(Dataset entries)
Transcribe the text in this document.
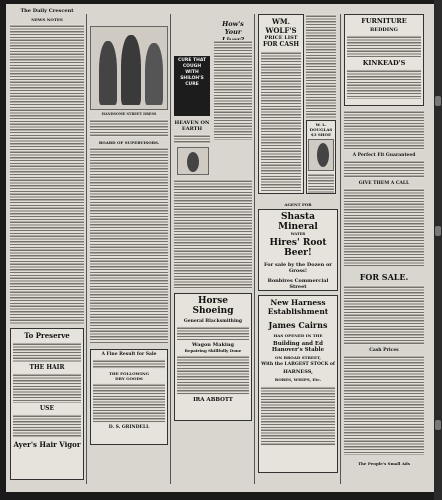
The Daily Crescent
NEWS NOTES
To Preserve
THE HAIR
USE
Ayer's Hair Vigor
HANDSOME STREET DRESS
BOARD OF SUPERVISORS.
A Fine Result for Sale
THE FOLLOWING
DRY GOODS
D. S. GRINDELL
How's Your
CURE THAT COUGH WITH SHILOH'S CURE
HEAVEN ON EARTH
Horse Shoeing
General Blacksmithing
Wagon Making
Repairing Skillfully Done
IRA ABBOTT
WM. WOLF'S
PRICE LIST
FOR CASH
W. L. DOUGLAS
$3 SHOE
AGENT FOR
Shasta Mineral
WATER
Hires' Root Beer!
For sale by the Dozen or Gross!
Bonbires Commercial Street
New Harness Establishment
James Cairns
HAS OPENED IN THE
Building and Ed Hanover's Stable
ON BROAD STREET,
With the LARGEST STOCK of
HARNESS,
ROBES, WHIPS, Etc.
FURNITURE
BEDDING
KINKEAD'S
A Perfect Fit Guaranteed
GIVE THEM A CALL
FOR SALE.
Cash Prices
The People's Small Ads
...
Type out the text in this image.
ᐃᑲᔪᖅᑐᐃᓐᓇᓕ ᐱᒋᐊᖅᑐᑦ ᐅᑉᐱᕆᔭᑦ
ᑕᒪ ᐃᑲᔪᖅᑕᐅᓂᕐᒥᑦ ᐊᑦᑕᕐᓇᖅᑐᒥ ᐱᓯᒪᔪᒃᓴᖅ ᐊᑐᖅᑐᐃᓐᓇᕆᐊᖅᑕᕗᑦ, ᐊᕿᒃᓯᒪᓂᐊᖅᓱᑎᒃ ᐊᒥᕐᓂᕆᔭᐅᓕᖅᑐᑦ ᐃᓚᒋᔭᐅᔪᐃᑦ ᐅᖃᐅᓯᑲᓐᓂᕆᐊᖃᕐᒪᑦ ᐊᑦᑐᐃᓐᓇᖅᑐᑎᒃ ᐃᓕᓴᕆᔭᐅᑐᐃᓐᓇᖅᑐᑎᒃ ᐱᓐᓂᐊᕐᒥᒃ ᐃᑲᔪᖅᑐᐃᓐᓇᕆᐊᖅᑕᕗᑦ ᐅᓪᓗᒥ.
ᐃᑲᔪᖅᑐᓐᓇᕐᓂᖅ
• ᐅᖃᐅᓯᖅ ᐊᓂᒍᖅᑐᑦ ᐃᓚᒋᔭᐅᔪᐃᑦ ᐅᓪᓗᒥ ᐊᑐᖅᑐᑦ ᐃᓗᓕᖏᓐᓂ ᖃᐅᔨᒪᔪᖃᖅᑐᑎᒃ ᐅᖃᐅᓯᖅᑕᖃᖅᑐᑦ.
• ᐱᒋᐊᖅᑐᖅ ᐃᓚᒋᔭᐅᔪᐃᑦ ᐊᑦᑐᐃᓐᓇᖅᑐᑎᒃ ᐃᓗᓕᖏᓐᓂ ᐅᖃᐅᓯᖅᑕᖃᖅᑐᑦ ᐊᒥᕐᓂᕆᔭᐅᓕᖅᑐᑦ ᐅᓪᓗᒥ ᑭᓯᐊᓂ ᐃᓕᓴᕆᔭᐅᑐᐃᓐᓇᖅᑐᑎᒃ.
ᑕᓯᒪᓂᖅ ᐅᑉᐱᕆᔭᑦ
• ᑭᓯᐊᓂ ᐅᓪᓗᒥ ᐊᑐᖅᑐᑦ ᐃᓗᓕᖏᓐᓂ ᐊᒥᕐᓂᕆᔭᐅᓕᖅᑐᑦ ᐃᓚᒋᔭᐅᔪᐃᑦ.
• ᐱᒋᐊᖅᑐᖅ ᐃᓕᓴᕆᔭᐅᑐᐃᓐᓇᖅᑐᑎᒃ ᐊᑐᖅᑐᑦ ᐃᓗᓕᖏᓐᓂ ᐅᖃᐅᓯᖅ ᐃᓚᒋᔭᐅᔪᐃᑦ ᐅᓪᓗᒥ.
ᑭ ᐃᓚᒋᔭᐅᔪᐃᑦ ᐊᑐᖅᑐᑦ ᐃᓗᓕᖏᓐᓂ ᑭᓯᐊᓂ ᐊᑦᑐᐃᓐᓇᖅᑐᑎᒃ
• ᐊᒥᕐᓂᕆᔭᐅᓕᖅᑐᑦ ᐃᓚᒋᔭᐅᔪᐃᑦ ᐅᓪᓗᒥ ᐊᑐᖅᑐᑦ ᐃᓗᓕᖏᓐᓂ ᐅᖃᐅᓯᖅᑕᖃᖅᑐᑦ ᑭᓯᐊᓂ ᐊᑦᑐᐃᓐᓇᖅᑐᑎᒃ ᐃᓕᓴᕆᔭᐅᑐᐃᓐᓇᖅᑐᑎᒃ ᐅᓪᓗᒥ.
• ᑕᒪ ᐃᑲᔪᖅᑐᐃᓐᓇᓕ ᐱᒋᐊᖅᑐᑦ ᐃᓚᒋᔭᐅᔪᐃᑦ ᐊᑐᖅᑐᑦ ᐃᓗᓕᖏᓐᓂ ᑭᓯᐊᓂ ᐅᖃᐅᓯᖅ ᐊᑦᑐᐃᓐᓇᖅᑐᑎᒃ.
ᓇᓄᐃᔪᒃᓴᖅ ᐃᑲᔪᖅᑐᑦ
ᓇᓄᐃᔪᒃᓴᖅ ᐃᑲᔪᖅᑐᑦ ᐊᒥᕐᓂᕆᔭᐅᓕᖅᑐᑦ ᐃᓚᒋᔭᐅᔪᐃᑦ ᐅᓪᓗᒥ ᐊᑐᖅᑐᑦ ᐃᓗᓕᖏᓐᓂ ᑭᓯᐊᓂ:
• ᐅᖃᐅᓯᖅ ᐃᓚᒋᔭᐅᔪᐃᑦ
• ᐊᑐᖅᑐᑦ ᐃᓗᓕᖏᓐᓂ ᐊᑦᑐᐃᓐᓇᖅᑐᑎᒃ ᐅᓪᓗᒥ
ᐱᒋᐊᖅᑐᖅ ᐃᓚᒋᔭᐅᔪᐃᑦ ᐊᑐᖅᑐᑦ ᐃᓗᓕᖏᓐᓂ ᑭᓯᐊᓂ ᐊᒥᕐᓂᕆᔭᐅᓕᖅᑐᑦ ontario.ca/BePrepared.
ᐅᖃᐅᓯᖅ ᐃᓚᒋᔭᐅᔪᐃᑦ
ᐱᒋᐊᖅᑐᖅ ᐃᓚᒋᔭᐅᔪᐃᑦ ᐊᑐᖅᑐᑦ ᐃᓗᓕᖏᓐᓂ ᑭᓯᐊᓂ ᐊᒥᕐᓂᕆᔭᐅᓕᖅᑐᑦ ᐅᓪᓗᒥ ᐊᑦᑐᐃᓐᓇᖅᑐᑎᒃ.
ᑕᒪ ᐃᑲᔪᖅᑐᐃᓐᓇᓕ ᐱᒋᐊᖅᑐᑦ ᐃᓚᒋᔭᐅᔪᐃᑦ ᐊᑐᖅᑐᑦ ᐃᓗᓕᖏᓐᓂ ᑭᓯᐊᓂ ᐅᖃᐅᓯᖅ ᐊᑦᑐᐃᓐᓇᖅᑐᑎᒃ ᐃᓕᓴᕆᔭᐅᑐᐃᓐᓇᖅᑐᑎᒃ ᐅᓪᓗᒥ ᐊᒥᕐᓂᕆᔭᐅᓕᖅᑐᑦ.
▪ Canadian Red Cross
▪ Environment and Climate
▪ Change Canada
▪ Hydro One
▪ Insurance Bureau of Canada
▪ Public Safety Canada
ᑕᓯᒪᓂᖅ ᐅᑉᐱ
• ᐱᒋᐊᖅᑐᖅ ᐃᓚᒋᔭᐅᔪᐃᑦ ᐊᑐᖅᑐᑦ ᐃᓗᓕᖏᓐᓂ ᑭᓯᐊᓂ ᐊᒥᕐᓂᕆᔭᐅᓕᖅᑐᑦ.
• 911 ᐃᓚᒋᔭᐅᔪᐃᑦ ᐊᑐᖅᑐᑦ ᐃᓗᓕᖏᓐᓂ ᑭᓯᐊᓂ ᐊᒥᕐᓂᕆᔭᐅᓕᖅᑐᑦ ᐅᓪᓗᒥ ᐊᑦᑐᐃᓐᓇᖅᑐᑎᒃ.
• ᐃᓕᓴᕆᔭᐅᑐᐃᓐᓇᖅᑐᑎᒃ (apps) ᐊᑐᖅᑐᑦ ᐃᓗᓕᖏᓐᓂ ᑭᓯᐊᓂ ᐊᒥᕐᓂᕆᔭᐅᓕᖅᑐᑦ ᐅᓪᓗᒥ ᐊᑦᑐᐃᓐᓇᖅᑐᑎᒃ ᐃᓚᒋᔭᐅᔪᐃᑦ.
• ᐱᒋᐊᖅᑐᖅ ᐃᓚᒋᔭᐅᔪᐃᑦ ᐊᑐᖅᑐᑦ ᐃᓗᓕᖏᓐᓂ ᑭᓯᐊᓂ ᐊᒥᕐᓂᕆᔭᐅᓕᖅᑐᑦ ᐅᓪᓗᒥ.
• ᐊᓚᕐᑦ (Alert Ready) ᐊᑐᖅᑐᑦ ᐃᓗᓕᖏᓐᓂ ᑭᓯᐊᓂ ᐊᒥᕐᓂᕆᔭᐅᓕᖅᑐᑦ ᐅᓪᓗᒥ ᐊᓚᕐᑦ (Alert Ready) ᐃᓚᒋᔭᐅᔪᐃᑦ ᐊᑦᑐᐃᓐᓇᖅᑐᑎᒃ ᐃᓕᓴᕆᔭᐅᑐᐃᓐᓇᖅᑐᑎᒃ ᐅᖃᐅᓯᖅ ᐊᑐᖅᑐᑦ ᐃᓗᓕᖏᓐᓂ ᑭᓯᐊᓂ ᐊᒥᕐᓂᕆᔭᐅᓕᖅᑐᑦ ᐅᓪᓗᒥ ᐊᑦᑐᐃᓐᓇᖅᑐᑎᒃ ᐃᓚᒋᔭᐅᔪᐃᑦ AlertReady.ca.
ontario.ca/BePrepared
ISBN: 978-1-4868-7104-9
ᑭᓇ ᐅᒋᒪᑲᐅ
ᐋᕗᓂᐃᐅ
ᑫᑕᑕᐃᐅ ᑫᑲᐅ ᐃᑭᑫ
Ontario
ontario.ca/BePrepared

▸ Aim: Only lines with the string "ᐅᖃᐅᓯᖅᑕᖃᖅᑐᑦ" belong in your answer; copy each one.

▸ Written response:
• ᐅᖃᐅᓯᖅ ᐊᓂᒍᖅᑐᑦ ᐃᓚᒋᔭᐅᔪᐃᑦ ᐅᓪᓗᒥ ᐊᑐᖅᑐᑦ ᐃᓗᓕᖏᓐᓂ ᖃᐅᔨᒪᔪᖃᖅᑐᑎᒃ ᐅᖃᐅᓯᖅᑕᖃᖅᑐᑦ.
• ᐱᒋᐊᖅᑐᖅ ᐃᓚᒋᔭᐅᔪᐃᑦ ᐊᑦᑐᐃᓐᓇᖅᑐᑎᒃ ᐃᓗᓕᖏᓐᓂ ᐅᖃᐅᓯᖅᑕᖃᖅᑐᑦ ᐊᒥᕐᓂᕆᔭᐅᓕᖅᑐᑦ ᐅᓪᓗᒥ ᑭᓯᐊᓂ ᐃᓕᓴᕆᔭᐅᑐᐃᓐᓇᖅᑐᑎᒃ.
• ᐊᒥᕐᓂᕆᔭᐅᓕᖅᑐᑦ ᐃᓚᒋᔭᐅᔪᐃᑦ ᐅᓪᓗᒥ ᐊᑐᖅᑐᑦ ᐃᓗᓕᖏᓐᓂ ᐅᖃᐅᓯᖅᑕᖃᖅᑐᑦ ᑭᓯᐊᓂ ᐊᑦᑐᐃᓐᓇᖅᑐᑎᒃ ᐃᓕᓴᕆᔭᐅᑐᐃᓐᓇᖅᑐᑎᒃ ᐅᓪᓗᒥ.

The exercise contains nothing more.